**TASK TO CARRY OUT**
All material below is to be reproduced exactly.
— BEGIN LISTED ENTRIES —
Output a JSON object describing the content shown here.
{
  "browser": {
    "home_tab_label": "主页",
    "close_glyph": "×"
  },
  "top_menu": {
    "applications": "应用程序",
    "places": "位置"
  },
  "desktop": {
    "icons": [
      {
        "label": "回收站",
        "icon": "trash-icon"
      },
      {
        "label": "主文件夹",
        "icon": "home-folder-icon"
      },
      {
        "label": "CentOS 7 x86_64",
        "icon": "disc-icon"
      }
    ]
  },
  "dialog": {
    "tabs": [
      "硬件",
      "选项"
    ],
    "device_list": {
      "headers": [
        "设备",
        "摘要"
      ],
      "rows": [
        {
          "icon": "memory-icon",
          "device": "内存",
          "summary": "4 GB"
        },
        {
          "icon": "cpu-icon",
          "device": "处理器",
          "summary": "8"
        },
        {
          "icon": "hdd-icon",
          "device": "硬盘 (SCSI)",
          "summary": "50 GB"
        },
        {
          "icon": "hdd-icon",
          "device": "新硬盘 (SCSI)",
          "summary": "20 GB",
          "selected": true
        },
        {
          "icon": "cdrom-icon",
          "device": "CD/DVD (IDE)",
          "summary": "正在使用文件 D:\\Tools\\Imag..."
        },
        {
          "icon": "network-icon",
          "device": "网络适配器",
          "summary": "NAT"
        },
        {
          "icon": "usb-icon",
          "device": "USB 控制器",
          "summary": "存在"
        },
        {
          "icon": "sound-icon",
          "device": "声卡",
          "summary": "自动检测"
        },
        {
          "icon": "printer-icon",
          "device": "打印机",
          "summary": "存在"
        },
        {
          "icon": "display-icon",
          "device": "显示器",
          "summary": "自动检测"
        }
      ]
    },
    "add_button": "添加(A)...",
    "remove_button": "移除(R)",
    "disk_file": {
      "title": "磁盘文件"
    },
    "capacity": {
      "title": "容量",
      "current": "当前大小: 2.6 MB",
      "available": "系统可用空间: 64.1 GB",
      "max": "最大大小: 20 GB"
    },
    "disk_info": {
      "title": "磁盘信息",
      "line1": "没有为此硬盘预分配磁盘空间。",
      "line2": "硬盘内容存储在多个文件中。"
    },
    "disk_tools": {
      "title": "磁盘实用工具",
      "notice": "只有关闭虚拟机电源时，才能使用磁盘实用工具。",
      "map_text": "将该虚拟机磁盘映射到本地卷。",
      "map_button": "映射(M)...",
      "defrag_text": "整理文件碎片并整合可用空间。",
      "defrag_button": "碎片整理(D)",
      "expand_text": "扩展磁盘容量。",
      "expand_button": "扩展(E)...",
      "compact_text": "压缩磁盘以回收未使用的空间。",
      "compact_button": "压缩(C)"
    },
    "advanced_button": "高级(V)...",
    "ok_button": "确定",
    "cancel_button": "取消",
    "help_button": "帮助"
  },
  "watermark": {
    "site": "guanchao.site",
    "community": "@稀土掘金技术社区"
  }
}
— END LISTED ENTRIES —
**EXPECTED ANSWER**
Output a JSON object describing the content shown here.
{
  "browser": {
    "home_tab_label": "主页",
    "close_glyph": "×"
  },
  "top_menu": {
    "applications": "应用程序",
    "places": "位置"
  },
  "desktop": {
    "icons": [
      {
        "label": "回收站",
        "icon": "trash-icon"
      },
      {
        "label": "主文件夹",
        "icon": "home-folder-icon"
      },
      {
        "label": "CentOS 7 x86_64",
        "icon": "disc-icon"
      }
    ]
  },
  "dialog": {
    "tabs": [
      "硬件",
      "选项"
    ],
    "device_list": {
      "headers": [
        "设备",
        "摘要"
      ],
      "rows": [
        {
          "icon": "memory-icon",
          "device": "内存",
          "summary": "4 GB"
        },
        {
          "icon": "cpu-icon",
          "device": "处理器",
          "summary": "8"
        },
        {
          "icon": "hdd-icon",
          "device": "硬盘 (SCSI)",
          "summary": "50 GB"
        },
        {
          "icon": "hdd-icon",
          "device": "新硬盘 (SCSI)",
          "summary": "20 GB",
          "selected": true
        },
        {
          "icon": "cdrom-icon",
          "device": "CD/DVD (IDE)",
          "summary": "正在使用文件 D:\\Tools\\Imag..."
        },
        {
          "icon": "network-icon",
          "device": "网络适配器",
          "summary": "NAT"
        },
        {
          "icon": "usb-icon",
          "device": "USB 控制器",
          "summary": "存在"
        },
        {
          "icon": "sound-icon",
          "device": "声卡",
          "summary": "自动检测"
        },
        {
          "icon": "printer-icon",
          "device": "打印机",
          "summary": "存在"
        },
        {
          "icon": "display-icon",
          "device": "显示器",
          "summary": "自动检测"
        }
      ]
    },
    "add_button": "添加(A)...",
    "remove_button": "移除(R)",
    "disk_file": {
      "title": "磁盘文件"
    },
    "capacity": {
      "title": "容量",
      "current": "当前大小: 2.6 MB",
      "available": "系统可用空间: 64.1 GB",
      "max": "最大大小: 20 GB"
    },
    "disk_info": {
      "title": "磁盘信息",
      "line1": "没有为此硬盘预分配磁盘空间。",
      "line2": "硬盘内容存储在多个文件中。"
    },
    "disk_tools": {
      "title": "磁盘实用工具",
      "notice": "只有关闭虚拟机电源时，才能使用磁盘实用工具。",
      "map_text": "将该虚拟机磁盘映射到本地卷。",
      "map_button": "映射(M)...",
      "defrag_text": "整理文件碎片并整合可用空间。",
      "defrag_button": "碎片整理(D)",
      "expand_text": "扩展磁盘容量。",
      "expand_button": "扩展(E)...",
      "compact_text": "压缩磁盘以回收未使用的空间。",
      "compact_button": "压缩(C)"
    },
    "advanced_button": "高级(V)...",
    "ok_button": "确定",
    "cancel_button": "取消",
    "help_button": "帮助"
  },
  "watermark": {
    "site": "guanchao.site",
    "community": "@稀土掘金技术社区"
  }
}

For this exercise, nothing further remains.